** START **

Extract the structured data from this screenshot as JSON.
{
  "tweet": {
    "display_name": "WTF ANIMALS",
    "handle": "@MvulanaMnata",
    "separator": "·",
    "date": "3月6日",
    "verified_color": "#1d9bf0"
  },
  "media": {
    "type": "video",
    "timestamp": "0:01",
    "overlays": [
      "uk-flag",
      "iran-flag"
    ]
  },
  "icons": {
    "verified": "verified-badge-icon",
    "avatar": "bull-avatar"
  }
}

** END **
** START **

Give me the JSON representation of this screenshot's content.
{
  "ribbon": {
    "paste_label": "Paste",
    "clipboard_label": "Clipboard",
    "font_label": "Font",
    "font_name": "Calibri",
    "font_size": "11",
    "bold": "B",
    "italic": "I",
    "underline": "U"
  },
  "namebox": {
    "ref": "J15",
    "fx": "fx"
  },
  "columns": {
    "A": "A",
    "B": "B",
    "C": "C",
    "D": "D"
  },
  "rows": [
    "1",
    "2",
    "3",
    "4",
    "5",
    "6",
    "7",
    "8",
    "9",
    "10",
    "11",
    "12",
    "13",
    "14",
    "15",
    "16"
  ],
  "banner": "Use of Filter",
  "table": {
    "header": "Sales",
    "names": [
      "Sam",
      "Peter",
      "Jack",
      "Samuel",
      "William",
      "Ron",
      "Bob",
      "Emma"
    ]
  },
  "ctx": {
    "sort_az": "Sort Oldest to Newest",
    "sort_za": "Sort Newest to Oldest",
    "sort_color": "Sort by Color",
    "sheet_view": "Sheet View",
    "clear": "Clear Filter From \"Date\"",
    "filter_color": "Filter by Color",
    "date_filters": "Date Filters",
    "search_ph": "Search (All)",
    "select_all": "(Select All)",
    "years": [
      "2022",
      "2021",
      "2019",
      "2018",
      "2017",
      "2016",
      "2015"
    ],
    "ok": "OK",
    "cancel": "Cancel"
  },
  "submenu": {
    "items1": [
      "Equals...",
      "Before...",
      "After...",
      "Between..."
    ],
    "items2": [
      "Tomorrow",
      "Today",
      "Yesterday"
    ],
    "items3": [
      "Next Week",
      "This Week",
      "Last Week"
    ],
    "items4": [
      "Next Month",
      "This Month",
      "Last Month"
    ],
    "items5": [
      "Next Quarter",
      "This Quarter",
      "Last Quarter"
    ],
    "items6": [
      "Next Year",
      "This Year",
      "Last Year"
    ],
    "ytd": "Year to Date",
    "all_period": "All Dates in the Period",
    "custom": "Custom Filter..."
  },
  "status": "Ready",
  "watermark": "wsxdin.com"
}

** END **

Report the number of lines holding the string "screenshot", without any other words.

2